[Dataset entries]
================
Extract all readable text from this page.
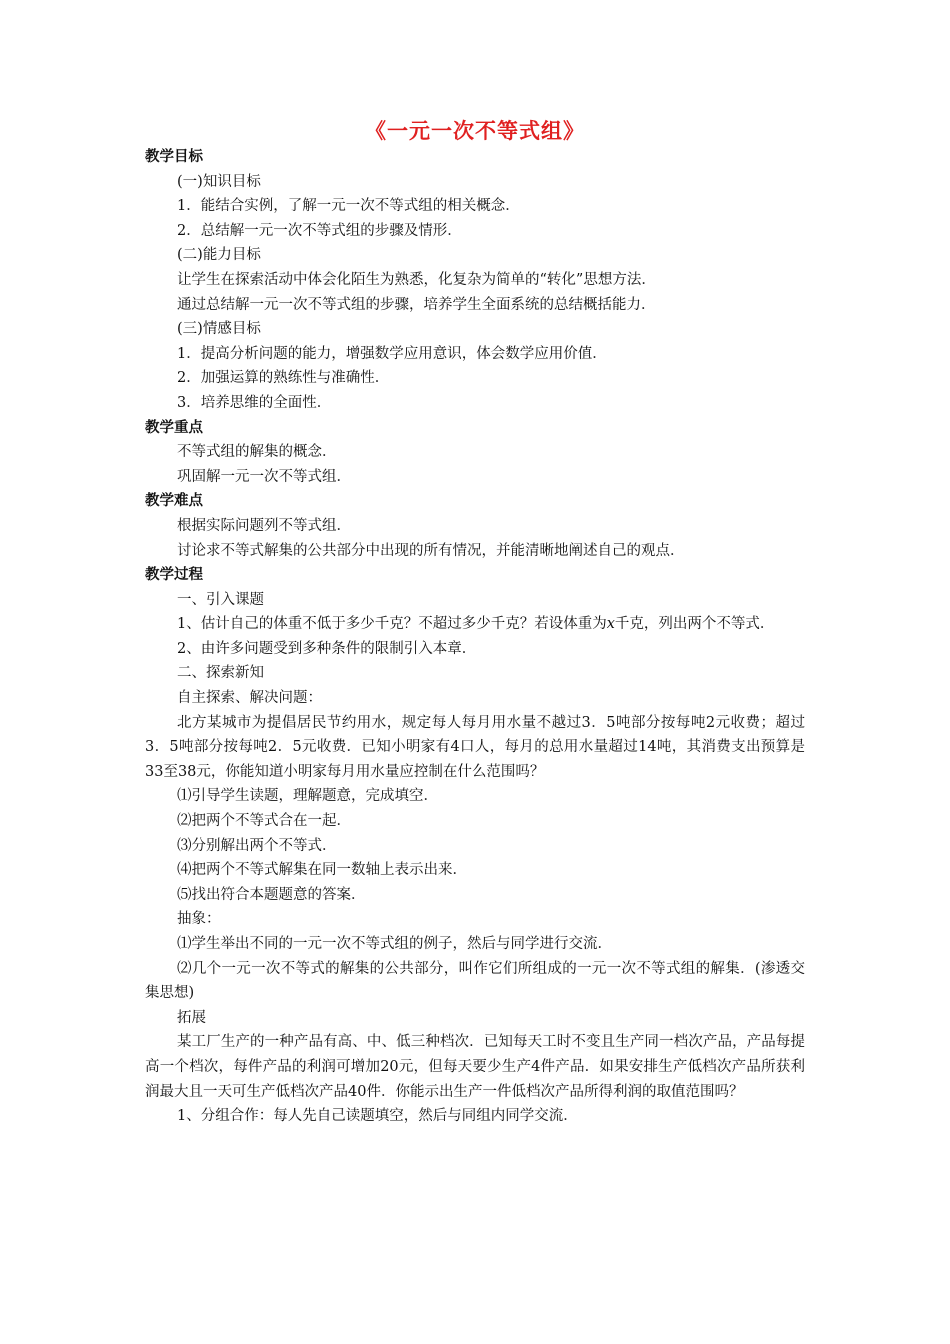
《一元一次不等式组》
教学目标
(一)知识目标
1．能结合实例，了解一元一次不等式组的相关概念．
2．总结解一元一次不等式组的步骤及情形．
(二)能力目标
让学生在探索活动中体会化陌生为熟悉，化复杂为简单的“转化”思想方法．
通过总结解一元一次不等式组的步骤，培养学生全面系统的总结概括能力．
(三)情感目标
1．提高分析问题的能力，增强数学应用意识，体会数学应用价值．
2．加强运算的熟练性与准确性．
3．培养思维的全面性．
教学重点
不等式组的解集的概念．
巩固解一元一次不等式组．
教学难点
根据实际问题列不等式组．
讨论求不等式解集的公共部分中出现的所有情况，并能清晰地阐述自己的观点．
教学过程
一、引入课题
1、估计自己的体重不低于多少千克？不超过多少千克？若设体重为x千克，列出两个不等式．
2、由许多问题受到多种条件的限制引入本章．
二、探索新知
自主探索、解决问题：
北方某城市为提倡居民节约用水，规定每人每月用水量不越过3．5吨部分按每吨2元收费；超过3．5吨部分按每吨2．5元收费．已知小明家有4口人，每月的总用水量超过14吨，其消费支出预算是33至38元，你能知道小明家每月用水量应控制在什么范围吗？
⑴引导学生读题，理解题意，完成填空．
⑵把两个不等式合在一起．
⑶分别解出两个不等式．
⑷把两个不等式解集在同一数轴上表示出来．
⑸找出符合本题题意的答案．
抽象：
⑴学生举出不同的一元一次不等式组的例子，然后与同学进行交流．
⑵几个一元一次不等式的解集的公共部分，叫作它们所组成的一元一次不等式组的解集．(渗透交集思想)
拓展
某工厂生产的一种产品有高、中、低三种档次．已知每天工时不变且生产同一档次产品，产品每提高一个档次，每件产品的利润可增加20元，但每天要少生产4件产品．如果安排生产低档次产品所获利润最大且一天可生产低档次产品40件．你能示出生产一件低档次产品所得利润的取值范围吗？
1、分组合作：每人先自己读题填空，然后与同组内同学交流．
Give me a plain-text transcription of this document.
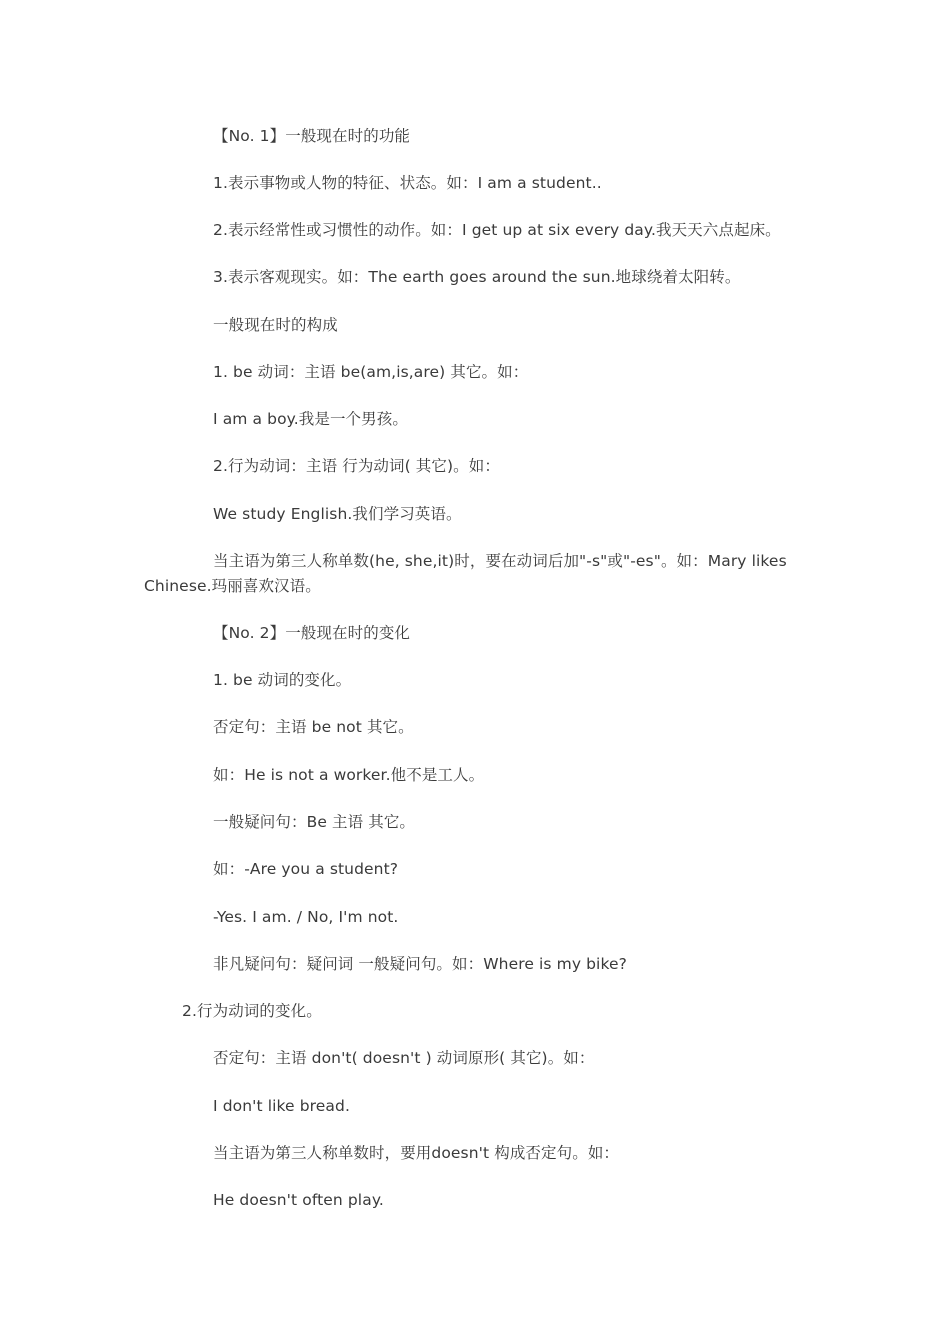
【No. 1】一般现在时的功能
1.表示事物或人物的特征、状态。如：I am a student..
2.表示经常性或习惯性的动作。如：I get up at six every day.我天天六点起床。
3.表示客观现实。如：The earth goes around the sun.地球绕着太阳转。
一般现在时的构成
1. be 动词：主语 be(am,is,are) 其它。如：
I am a boy.我是一个男孩。
2.行为动词：主语 行为动词( 其它)。如：
We study English.我们学习英语。
当主语为第三人称单数(he, she,it)时，要在动词后加"-s"或"-es"。如：Mary likes Chinese.玛丽喜欢汉语。
【No. 2】一般现在时的变化
1. be 动词的变化。
否定句：主语 be not 其它。
如：He is not a worker.他不是工人。
一般疑问句：Be 主语 其它。
如：-Are you a student?
-Yes. I am. / No, I'm not.
非凡疑问句：疑问词 一般疑问句。如：Where is my bike?
2.行为动词的变化。
否定句：主语 don't( doesn't ) 动词原形( 其它)。如：
I don't like bread.
当主语为第三人称单数时，要用doesn't 构成否定句。如：
He doesn't often play.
================
▸ Instructions for the task:
Select all lines in the listing that include the word "student".

▸ Complete output:
1.表示事物或人物的特征、状态。如：I am a student..
如：-Are you a student?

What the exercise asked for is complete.